• Exercise materials:
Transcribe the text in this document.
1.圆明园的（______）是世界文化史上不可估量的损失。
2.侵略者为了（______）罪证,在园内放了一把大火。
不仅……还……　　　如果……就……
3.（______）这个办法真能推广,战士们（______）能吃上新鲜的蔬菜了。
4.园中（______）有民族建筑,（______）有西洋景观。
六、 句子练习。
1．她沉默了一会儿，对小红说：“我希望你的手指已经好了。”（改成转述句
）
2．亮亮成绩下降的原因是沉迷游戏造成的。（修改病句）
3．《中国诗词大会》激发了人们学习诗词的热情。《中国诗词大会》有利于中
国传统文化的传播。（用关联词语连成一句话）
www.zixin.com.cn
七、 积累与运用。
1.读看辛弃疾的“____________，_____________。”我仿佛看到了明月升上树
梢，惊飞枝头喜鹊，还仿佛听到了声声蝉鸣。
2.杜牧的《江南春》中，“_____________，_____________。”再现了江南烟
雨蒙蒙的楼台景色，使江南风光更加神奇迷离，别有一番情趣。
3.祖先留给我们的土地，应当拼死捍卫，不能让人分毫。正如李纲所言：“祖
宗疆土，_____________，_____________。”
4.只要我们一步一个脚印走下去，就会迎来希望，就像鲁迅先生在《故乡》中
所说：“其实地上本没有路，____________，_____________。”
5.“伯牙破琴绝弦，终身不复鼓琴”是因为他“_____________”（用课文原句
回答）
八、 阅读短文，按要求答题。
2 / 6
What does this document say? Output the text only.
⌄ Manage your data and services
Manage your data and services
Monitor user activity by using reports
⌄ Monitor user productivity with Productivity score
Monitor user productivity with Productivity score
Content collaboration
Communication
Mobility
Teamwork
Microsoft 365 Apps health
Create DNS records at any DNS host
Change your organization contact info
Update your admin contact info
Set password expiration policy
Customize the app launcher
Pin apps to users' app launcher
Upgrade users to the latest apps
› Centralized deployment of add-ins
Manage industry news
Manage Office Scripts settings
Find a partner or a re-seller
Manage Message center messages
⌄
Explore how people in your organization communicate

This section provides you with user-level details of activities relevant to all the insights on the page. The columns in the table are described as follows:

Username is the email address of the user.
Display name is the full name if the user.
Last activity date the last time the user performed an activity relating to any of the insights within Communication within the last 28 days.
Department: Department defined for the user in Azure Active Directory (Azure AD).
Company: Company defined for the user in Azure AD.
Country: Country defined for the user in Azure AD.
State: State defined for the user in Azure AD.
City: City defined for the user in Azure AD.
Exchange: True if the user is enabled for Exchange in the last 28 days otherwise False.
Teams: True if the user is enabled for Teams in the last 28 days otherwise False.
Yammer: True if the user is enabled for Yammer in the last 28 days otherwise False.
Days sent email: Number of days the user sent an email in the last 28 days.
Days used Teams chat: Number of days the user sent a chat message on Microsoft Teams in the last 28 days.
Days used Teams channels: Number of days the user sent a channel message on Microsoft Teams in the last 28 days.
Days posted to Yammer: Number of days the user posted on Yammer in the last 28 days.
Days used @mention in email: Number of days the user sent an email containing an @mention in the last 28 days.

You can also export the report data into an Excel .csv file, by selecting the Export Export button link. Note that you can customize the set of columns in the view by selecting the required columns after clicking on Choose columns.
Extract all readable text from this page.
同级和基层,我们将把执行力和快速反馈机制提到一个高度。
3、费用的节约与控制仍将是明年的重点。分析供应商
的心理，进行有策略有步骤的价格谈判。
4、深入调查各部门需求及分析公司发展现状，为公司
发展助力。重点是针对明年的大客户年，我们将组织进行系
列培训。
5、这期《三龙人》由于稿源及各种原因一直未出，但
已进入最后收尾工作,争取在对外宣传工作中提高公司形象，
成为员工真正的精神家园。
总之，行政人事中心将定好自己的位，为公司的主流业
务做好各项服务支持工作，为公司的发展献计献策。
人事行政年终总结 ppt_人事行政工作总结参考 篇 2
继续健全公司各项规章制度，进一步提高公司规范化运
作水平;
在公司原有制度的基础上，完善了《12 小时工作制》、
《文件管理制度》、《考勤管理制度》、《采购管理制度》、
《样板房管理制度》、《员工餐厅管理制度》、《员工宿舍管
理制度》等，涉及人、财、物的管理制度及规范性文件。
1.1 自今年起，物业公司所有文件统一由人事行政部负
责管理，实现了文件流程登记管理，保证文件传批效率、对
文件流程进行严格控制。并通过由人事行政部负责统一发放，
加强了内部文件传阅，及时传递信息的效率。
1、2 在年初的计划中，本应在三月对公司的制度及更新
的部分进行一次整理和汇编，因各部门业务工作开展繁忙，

• Instructions for the task: Take the lines above and print them exactly.

• Response to the task:
Transcribe the text in this document.
1.圆明园的（______）是世界文化史上不可估量的损失。
2.侵略者为了（______）罪证,在园内放了一把大火。
不仅……还……　　　如果……就……
3.（______）这个办法真能推广,战士们（______）能吃上新鲜的蔬菜了。
4.园中（______）有民族建筑,（______）有西洋景观。
六、 句子练习。
1．她沉默了一会儿，对小红说：“我希望你的手指已经好了。”（改成转述句
）
2．亮亮成绩下降的原因是沉迷游戏造成的。（修改病句）
3．《中国诗词大会》激发了人们学习诗词的热情。《中国诗词大会》有利于中
国传统文化的传播。（用关联词语连成一句话）
www.zixin.com.cn
七、 积累与运用。
1.读看辛弃疾的“____________，_____________。”我仿佛看到了明月升上树
梢，惊飞枝头喜鹊，还仿佛听到了声声蝉鸣。
2.杜牧的《江南春》中，“_____________，_____________。”再现了江南烟
雨蒙蒙的楼台景色，使江南风光更加神奇迷离，别有一番情趣。
3.祖先留给我们的土地，应当拼死捍卫，不能让人分毫。正如李纲所言：“祖
宗疆土，_____________，_____________。”
4.只要我们一步一个脚印走下去，就会迎来希望，就像鲁迅先生在《故乡》中
所说：“其实地上本没有路，____________，_____________。”
5.“伯牙破琴绝弦，终身不复鼓琴”是因为他“_____________”（用课文原句
回答）
八、 阅读短文，按要求答题。
2 / 6
What does this document say? Output the text only.
⌄ Manage your data and services
Manage your data and services
Monitor user activity by using reports
⌄ Monitor user productivity with Productivity score
Monitor user productivity with Productivity score
Content collaboration
Communication
Mobility
Teamwork
Microsoft 365 Apps health
Create DNS records at any DNS host
Change your organization contact info
Update your admin contact info
Set password expiration policy
Customize the app launcher
Pin apps to users' app launcher
Upgrade users to the latest apps
› Centralized deployment of add-ins
Manage industry news
Manage Office Scripts settings
Find a partner or a re-seller
Manage Message center messages
⌄
Explore how people in your organization communicate

This section provides you with user-level details of activities relevant to all the insights on the page. The columns in the table are described as follows:

Username is the email address of the user.
Display name is the full name if the user.
Last activity date the last time the user performed an activity relating to any of the insights within Communication within the last 28 days.
Department: Department defined for the user in Azure Active Directory (Azure AD).
Company: Company defined for the user in Azure AD.
Country: Country defined for the user in Azure AD.
State: State defined for the user in Azure AD.
City: City defined for the user in Azure AD.
Exchange: True if the user is enabled for Exchange in the last 28 days otherwise False.
Teams: True if the user is enabled for Teams in the last 28 days otherwise False.
Yammer: True if the user is enabled for Yammer in the last 28 days otherwise False.
Days sent email: Number of days the user sent an email in the last 28 days.
Days used Teams chat: Number of days the user sent a chat message on Microsoft Teams in the last 28 days.
Days used Teams channels: Number of days the user sent a channel message on Microsoft Teams in the last 28 days.
Days posted to Yammer: Number of days the user posted on Yammer in the last 28 days.
Days used @mention in email: Number of days the user sent an email containing an @mention in the last 28 days.

You can also export the report data into an Excel .csv file, by selecting the Export Export button link. Note that you can customize the set of columns in the view by selecting the required columns after clicking on Choose columns.
Extract all readable text from this page.
同级和基层,我们将把执行力和快速反馈机制提到一个高度。
3、费用的节约与控制仍将是明年的重点。分析供应商
的心理，进行有策略有步骤的价格谈判。
4、深入调查各部门需求及分析公司发展现状，为公司
发展助力。重点是针对明年的大客户年，我们将组织进行系
列培训。
5、这期《三龙人》由于稿源及各种原因一直未出，但
已进入最后收尾工作,争取在对外宣传工作中提高公司形象，
成为员工真正的精神家园。
总之，行政人事中心将定好自己的位，为公司的主流业
务做好各项服务支持工作，为公司的发展献计献策。
人事行政年终总结 ppt_人事行政工作总结参考 篇 2
继续健全公司各项规章制度，进一步提高公司规范化运
作水平;
在公司原有制度的基础上，完善了《12 小时工作制》、
《文件管理制度》、《考勤管理制度》、《采购管理制度》、
《样板房管理制度》、《员工餐厅管理制度》、《员工宿舍管
理制度》等，涉及人、财、物的管理制度及规范性文件。
1.1 自今年起，物业公司所有文件统一由人事行政部负
责管理，实现了文件流程登记管理，保证文件传批效率、对
文件流程进行严格控制。并通过由人事行政部负责统一发放，
加强了内部文件传阅，及时传递信息的效率。
1、2 在年初的计划中，本应在三月对公司的制度及更新
的部分进行一次整理和汇编，因各部门业务工作开展繁忙，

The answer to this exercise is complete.